Layout records:
■ ■ ■ ■
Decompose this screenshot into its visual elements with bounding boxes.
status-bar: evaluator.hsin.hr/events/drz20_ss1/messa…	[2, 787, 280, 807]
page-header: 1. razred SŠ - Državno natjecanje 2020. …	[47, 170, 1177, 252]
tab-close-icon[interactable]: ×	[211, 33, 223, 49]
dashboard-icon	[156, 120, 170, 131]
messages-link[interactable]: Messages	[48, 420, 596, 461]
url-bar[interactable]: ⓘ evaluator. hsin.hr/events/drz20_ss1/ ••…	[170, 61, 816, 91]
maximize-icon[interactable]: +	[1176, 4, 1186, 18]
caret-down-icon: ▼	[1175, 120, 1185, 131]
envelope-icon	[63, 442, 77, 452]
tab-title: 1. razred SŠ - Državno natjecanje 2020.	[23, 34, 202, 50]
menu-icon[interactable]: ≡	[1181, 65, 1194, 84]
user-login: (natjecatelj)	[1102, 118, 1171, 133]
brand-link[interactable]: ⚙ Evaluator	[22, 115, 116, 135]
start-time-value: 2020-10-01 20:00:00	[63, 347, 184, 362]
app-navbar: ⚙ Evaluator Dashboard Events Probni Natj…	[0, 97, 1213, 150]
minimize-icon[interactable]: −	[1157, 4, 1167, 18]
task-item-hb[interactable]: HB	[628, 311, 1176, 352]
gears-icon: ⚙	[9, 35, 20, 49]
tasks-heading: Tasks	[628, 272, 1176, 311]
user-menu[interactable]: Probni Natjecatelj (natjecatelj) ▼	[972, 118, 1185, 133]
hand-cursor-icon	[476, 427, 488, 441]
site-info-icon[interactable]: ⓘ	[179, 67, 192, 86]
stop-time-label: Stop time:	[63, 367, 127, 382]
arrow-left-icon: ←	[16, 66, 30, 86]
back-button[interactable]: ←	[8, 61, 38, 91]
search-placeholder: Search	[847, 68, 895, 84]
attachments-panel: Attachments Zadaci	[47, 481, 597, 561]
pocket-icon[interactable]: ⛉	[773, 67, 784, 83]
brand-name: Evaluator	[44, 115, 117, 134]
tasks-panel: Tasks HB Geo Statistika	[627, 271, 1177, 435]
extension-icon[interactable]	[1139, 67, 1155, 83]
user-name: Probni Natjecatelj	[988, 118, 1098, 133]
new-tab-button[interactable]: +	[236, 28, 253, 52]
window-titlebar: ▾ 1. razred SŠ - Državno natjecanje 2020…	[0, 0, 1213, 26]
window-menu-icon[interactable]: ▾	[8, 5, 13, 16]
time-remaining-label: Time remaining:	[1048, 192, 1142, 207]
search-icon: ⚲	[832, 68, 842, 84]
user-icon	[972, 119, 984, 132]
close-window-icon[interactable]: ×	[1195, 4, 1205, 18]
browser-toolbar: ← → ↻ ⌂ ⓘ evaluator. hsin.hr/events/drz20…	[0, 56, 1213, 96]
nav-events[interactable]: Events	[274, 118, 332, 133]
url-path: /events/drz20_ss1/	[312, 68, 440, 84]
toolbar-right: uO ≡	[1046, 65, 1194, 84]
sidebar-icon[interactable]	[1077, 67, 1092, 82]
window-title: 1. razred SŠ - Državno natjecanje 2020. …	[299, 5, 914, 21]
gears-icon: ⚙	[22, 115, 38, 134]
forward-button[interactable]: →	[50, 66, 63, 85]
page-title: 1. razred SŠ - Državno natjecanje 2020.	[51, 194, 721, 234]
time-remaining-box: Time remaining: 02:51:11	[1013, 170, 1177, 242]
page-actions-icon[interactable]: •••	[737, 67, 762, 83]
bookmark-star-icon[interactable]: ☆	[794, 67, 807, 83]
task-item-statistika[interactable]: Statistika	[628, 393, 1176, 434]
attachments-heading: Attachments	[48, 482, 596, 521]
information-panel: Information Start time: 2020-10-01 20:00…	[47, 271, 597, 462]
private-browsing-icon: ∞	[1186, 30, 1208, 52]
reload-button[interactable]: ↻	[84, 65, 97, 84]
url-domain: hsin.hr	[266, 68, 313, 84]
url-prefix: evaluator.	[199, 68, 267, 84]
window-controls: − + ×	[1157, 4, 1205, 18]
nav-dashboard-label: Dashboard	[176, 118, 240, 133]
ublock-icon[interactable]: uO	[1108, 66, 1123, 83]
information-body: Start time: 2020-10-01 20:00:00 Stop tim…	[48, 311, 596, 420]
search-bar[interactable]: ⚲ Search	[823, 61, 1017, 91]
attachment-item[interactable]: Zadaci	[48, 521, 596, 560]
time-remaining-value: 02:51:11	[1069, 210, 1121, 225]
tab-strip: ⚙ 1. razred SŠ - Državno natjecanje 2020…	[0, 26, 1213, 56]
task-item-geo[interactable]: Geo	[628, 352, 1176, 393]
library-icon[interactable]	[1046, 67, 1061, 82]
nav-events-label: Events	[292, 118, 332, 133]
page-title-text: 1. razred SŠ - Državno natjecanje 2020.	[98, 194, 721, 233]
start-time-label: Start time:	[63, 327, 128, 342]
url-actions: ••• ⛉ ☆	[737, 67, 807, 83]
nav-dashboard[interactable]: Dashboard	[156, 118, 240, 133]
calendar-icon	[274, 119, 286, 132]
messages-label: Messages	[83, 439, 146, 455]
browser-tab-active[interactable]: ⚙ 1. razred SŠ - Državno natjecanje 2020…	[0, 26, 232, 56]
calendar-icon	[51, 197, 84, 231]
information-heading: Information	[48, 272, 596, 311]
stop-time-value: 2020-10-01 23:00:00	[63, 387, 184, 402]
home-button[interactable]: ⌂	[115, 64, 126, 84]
■ ■ ■ ■
Short problem:
Extract every line of the material above and reproduce each one unchanged.

Solution to this exercise:
Decompose this screenshot into its visual elements with bounding boxes.
status-bar: evaluator.hsin.hr/events/drz20_ss1/messa…	[2, 787, 280, 807]
page-header: 1. razred SŠ - Državno natjecanje 2020. …	[47, 170, 1177, 252]
tab-close-icon[interactable]: ×	[211, 33, 223, 49]
dashboard-icon	[156, 120, 170, 131]
messages-link[interactable]: Messages	[48, 420, 596, 461]
url-bar[interactable]: ⓘ evaluator. hsin.hr/events/drz20_ss1/ ••…	[170, 61, 816, 91]
maximize-icon[interactable]: +	[1176, 4, 1186, 18]
caret-down-icon: ▼	[1175, 120, 1185, 131]
envelope-icon	[63, 442, 77, 452]
tab-title: 1. razred SŠ - Državno natjecanje 2020.	[23, 34, 202, 50]
menu-icon[interactable]: ≡	[1181, 65, 1194, 84]
user-login: (natjecatelj)	[1102, 118, 1171, 133]
brand-link[interactable]: ⚙ Evaluator	[22, 115, 116, 135]
start-time-value: 2020-10-01 20:00:00	[63, 347, 184, 362]
app-navbar: ⚙ Evaluator Dashboard Events Probni Natj…	[0, 97, 1213, 150]
minimize-icon[interactable]: −	[1157, 4, 1167, 18]
task-item-hb[interactable]: HB	[628, 311, 1176, 352]
gears-icon: ⚙	[9, 35, 20, 49]
tasks-heading: Tasks	[628, 272, 1176, 311]
user-menu[interactable]: Probni Natjecatelj (natjecatelj) ▼	[972, 118, 1185, 133]
hand-cursor-icon	[476, 427, 488, 441]
site-info-icon[interactable]: ⓘ	[179, 67, 192, 86]
stop-time-label: Stop time:	[63, 367, 127, 382]
arrow-left-icon: ←	[16, 66, 30, 86]
back-button[interactable]: ←	[8, 61, 38, 91]
search-placeholder: Search	[847, 68, 895, 84]
attachments-panel: Attachments Zadaci	[47, 481, 597, 561]
pocket-icon[interactable]: ⛉	[773, 67, 784, 83]
brand-name: Evaluator	[44, 115, 117, 134]
tasks-panel: Tasks HB Geo Statistika	[627, 271, 1177, 435]
extension-icon[interactable]	[1139, 67, 1155, 83]
user-name: Probni Natjecatelj	[988, 118, 1098, 133]
new-tab-button[interactable]: +	[236, 28, 253, 52]
window-titlebar: ▾ 1. razred SŠ - Državno natjecanje 2020…	[0, 0, 1213, 26]
window-menu-icon[interactable]: ▾	[8, 5, 13, 16]
time-remaining-label: Time remaining:	[1048, 192, 1142, 207]
search-icon: ⚲	[832, 68, 842, 84]
user-icon	[972, 119, 984, 132]
close-window-icon[interactable]: ×	[1195, 4, 1205, 18]
browser-toolbar: ← → ↻ ⌂ ⓘ evaluator. hsin.hr/events/drz20…	[0, 56, 1213, 96]
nav-events[interactable]: Events	[274, 118, 332, 133]
url-path: /events/drz20_ss1/	[312, 68, 440, 84]
toolbar-right: uO ≡	[1046, 65, 1194, 84]
sidebar-icon[interactable]	[1077, 67, 1092, 82]
window-title: 1. razred SŠ - Državno natjecanje 2020. …	[299, 5, 914, 21]
gears-icon: ⚙	[22, 115, 38, 134]
forward-button[interactable]: →	[50, 66, 63, 85]
page-title: 1. razred SŠ - Državno natjecanje 2020.	[51, 194, 721, 234]
time-remaining-box: Time remaining: 02:51:11	[1013, 170, 1177, 242]
page-actions-icon[interactable]: •••	[737, 67, 762, 83]
bookmark-star-icon[interactable]: ☆	[794, 67, 807, 83]
task-item-statistika[interactable]: Statistika	[628, 393, 1176, 434]
attachments-heading: Attachments	[48, 482, 596, 521]
information-panel: Information Start time: 2020-10-01 20:00…	[47, 271, 597, 462]
private-browsing-icon: ∞	[1186, 30, 1208, 52]
reload-button[interactable]: ↻	[84, 65, 97, 84]
url-domain: hsin.hr	[266, 68, 313, 84]
url-prefix: evaluator.	[199, 68, 267, 84]
window-controls: − + ×	[1157, 4, 1205, 18]
nav-dashboard-label: Dashboard	[176, 118, 240, 133]
ublock-icon[interactable]: uO	[1108, 66, 1123, 83]
information-body: Start time: 2020-10-01 20:00:00 Stop tim…	[48, 311, 596, 420]
search-bar[interactable]: ⚲ Search	[823, 61, 1017, 91]
attachment-item[interactable]: Zadaci	[48, 521, 596, 560]
time-remaining-value: 02:51:11	[1069, 210, 1121, 225]
tab-strip: ⚙ 1. razred SŠ - Državno natjecanje 2020…	[0, 26, 1213, 56]
task-item-geo[interactable]: Geo	[628, 352, 1176, 393]
library-icon[interactable]	[1046, 67, 1061, 82]
nav-events-label: Events	[292, 118, 332, 133]
page-title-text: 1. razred SŠ - Državno natjecanje 2020.	[98, 194, 721, 233]
start-time-label: Start time:	[63, 327, 128, 342]
url-actions: ••• ⛉ ☆	[737, 67, 807, 83]
nav-dashboard[interactable]: Dashboard	[156, 118, 240, 133]
calendar-icon	[274, 119, 286, 132]
messages-label: Messages	[83, 439, 146, 455]
browser-tab-active[interactable]: ⚙ 1. razred SŠ - Državno natjecanje 2020…	[0, 26, 232, 56]
calendar-icon	[51, 197, 84, 231]
information-heading: Information	[48, 272, 596, 311]
stop-time-value: 2020-10-01 23:00:00	[63, 387, 184, 402]
home-button[interactable]: ⌂	[115, 64, 126, 84]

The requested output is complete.